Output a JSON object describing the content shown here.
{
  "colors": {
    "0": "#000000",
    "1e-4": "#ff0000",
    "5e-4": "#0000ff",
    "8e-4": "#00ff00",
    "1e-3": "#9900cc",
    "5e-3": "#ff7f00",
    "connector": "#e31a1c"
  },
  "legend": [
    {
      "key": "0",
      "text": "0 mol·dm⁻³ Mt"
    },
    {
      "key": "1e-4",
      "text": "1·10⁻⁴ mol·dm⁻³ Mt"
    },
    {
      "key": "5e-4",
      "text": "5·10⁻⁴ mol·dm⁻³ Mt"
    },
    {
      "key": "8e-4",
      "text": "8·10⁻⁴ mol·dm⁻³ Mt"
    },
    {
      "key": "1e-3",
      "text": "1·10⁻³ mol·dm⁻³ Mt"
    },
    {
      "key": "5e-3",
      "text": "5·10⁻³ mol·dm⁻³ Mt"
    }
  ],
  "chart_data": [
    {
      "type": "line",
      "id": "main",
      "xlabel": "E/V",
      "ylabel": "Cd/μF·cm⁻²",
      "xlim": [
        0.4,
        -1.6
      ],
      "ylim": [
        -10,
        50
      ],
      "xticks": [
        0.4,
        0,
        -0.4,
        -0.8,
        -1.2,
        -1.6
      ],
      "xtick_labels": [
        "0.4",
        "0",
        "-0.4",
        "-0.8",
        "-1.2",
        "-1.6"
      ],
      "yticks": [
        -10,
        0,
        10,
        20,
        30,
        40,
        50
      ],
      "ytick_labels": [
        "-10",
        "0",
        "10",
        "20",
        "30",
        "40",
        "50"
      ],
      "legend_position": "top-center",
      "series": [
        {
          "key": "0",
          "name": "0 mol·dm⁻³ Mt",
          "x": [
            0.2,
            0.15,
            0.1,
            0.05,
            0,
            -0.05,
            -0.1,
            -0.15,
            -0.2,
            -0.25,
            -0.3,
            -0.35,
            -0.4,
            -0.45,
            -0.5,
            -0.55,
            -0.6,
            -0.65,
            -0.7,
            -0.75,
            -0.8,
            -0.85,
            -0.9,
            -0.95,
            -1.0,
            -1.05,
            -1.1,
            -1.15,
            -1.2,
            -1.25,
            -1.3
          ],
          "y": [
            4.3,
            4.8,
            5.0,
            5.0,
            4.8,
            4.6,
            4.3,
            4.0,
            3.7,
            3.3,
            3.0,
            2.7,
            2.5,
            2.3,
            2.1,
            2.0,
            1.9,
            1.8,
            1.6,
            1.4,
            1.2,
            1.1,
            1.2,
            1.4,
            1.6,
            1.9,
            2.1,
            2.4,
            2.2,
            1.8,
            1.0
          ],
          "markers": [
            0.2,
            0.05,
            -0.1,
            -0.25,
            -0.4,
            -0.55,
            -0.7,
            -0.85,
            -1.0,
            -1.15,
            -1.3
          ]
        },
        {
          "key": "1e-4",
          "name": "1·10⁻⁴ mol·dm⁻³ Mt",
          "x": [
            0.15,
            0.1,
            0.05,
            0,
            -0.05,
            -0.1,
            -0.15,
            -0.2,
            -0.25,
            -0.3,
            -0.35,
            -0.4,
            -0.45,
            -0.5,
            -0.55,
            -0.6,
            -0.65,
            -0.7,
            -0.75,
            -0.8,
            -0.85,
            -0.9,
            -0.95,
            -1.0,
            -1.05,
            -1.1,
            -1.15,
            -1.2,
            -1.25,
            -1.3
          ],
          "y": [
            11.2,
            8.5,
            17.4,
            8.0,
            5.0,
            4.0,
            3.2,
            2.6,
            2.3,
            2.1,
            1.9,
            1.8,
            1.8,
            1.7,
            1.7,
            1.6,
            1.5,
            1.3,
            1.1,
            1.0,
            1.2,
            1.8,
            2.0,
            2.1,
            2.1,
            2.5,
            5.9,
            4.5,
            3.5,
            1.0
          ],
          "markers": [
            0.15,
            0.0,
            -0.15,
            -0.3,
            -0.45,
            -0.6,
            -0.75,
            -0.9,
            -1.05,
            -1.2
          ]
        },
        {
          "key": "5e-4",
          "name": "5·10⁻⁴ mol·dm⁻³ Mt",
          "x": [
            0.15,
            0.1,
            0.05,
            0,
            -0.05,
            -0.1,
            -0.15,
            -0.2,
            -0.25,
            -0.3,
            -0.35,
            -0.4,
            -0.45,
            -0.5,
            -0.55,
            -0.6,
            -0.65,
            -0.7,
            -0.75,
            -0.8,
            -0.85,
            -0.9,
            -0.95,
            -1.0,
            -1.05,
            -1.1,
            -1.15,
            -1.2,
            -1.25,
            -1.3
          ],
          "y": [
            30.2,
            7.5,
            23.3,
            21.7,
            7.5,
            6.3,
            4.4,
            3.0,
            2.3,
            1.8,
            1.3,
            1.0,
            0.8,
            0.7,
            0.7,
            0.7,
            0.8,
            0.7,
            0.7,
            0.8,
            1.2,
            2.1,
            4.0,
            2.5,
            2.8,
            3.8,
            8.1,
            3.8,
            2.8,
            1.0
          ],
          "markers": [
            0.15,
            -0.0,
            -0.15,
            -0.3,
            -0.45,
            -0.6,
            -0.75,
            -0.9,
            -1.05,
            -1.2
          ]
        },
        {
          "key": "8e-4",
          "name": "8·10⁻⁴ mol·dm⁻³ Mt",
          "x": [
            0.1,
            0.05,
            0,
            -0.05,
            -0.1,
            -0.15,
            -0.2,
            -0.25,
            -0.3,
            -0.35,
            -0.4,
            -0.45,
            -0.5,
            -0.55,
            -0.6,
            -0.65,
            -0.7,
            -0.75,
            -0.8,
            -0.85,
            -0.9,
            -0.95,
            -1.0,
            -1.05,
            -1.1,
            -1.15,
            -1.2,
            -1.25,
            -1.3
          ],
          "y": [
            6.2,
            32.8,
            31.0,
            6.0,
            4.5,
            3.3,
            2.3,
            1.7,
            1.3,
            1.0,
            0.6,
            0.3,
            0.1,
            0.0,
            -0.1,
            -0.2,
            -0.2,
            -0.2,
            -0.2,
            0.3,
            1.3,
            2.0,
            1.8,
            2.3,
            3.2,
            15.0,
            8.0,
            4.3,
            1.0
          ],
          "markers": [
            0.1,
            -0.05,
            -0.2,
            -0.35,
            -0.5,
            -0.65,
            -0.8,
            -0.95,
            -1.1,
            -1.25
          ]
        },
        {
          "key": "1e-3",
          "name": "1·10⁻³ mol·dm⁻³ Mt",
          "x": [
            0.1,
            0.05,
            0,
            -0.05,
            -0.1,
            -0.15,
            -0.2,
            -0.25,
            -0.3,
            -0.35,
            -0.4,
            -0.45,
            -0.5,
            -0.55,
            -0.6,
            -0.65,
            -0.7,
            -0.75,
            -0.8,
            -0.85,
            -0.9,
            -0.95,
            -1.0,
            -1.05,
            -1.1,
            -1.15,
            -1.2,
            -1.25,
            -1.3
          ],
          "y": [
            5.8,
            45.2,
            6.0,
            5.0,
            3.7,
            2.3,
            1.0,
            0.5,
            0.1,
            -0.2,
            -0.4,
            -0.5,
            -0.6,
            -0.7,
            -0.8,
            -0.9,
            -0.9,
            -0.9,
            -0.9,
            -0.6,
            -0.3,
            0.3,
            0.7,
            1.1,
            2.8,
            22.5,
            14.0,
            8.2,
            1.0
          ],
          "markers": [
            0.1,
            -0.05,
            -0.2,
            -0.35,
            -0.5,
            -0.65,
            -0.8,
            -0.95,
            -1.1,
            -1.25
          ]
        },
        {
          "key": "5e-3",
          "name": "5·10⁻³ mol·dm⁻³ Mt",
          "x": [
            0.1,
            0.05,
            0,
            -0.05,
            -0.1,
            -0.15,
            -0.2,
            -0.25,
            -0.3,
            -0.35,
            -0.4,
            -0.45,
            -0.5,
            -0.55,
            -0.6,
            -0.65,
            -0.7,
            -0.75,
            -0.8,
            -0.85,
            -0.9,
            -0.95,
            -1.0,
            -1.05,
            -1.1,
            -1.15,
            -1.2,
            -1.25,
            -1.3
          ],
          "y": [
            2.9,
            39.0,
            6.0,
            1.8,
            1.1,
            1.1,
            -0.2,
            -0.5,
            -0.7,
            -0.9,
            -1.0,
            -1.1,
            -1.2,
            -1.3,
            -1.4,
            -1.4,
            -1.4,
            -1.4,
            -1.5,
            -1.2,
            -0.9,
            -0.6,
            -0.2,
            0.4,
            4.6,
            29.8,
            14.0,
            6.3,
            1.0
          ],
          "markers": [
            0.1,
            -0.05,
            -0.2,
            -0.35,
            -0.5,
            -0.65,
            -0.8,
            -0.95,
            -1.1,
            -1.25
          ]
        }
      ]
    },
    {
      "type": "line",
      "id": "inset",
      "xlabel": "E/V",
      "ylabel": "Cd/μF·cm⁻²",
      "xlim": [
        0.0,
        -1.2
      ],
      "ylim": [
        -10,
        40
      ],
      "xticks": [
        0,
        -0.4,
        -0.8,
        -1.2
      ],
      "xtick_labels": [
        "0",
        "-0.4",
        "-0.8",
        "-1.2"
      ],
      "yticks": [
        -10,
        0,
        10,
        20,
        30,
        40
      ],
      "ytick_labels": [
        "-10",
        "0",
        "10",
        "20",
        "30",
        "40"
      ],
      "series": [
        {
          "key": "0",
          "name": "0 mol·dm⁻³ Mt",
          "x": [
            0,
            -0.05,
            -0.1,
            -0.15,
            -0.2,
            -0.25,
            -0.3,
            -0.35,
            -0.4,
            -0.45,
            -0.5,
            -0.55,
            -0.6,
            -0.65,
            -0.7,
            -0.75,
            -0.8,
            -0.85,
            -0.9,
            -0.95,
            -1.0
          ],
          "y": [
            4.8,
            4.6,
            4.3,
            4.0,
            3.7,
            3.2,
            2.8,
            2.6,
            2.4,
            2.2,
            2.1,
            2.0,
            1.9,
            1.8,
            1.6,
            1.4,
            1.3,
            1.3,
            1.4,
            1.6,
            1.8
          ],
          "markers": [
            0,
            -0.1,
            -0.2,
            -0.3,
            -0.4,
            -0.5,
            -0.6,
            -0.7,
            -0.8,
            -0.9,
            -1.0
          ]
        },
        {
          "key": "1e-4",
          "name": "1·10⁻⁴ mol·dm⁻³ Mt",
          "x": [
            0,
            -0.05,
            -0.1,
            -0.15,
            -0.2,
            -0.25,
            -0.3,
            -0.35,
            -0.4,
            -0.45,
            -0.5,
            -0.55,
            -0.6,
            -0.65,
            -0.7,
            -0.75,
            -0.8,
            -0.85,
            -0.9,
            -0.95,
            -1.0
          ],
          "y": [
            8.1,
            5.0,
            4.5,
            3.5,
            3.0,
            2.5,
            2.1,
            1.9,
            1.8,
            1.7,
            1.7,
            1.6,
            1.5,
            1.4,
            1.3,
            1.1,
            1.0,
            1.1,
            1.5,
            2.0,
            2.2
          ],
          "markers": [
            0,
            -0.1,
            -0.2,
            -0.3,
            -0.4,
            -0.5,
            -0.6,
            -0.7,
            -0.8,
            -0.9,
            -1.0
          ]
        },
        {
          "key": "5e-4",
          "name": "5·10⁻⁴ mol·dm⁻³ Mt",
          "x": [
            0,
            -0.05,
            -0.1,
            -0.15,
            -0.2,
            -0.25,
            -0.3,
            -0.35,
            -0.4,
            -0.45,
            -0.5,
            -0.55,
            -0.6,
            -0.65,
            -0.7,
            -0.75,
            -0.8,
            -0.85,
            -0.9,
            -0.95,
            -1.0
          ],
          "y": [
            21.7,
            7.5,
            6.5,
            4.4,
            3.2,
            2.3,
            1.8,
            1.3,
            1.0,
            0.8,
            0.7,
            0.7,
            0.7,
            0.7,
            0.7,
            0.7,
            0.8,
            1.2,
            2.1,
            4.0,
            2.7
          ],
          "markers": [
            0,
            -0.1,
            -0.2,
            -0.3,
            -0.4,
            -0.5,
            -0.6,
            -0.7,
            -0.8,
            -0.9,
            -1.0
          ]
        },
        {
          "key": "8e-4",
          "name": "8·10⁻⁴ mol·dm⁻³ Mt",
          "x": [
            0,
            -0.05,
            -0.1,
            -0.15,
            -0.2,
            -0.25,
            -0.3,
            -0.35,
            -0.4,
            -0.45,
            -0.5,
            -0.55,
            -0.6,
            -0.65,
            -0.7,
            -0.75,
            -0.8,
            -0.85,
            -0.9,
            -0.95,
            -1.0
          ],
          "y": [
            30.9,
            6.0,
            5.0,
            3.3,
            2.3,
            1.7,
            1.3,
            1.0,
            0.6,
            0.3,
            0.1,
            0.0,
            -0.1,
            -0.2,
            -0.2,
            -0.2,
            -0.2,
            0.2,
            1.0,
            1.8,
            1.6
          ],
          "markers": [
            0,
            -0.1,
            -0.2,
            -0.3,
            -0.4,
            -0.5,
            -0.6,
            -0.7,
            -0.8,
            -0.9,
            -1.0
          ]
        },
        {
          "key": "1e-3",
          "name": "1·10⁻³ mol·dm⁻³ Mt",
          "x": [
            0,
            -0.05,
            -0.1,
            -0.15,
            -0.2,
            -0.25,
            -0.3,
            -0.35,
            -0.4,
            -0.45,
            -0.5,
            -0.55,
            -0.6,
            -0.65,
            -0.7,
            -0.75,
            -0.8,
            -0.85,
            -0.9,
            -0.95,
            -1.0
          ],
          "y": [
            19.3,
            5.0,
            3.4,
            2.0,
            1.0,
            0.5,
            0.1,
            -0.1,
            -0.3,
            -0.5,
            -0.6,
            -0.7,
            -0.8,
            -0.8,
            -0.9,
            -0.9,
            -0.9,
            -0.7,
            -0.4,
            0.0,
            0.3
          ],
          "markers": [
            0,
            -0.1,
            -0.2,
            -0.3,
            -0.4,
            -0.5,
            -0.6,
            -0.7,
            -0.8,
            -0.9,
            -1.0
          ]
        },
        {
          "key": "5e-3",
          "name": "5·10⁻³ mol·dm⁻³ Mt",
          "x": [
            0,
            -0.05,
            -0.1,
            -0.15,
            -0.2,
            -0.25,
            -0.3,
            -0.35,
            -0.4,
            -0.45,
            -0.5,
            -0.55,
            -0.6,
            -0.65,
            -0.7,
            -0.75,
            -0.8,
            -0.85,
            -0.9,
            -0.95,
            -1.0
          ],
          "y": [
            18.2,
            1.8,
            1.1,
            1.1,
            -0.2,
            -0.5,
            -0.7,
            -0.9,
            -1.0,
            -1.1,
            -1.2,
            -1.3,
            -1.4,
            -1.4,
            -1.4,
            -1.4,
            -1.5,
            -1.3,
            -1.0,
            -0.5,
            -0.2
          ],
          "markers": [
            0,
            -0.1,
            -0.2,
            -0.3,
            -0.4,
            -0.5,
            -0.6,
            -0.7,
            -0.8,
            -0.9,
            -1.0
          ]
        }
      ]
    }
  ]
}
━━━
Select every line in the records above that contains the word "text".

ANSWER FOR THE TASK:
      "text": "0 mol·dm⁻³ Mt"
      "text": "1·10⁻⁴ mol·dm⁻³ Mt"
      "text": "5·10⁻⁴ mol·dm⁻³ Mt"
      "text": "8·10⁻⁴ mol·dm⁻³ Mt"
      "text": "1·10⁻³ mol·dm⁻³ Mt"
      "text": "5·10⁻³ mol·dm⁻³ Mt"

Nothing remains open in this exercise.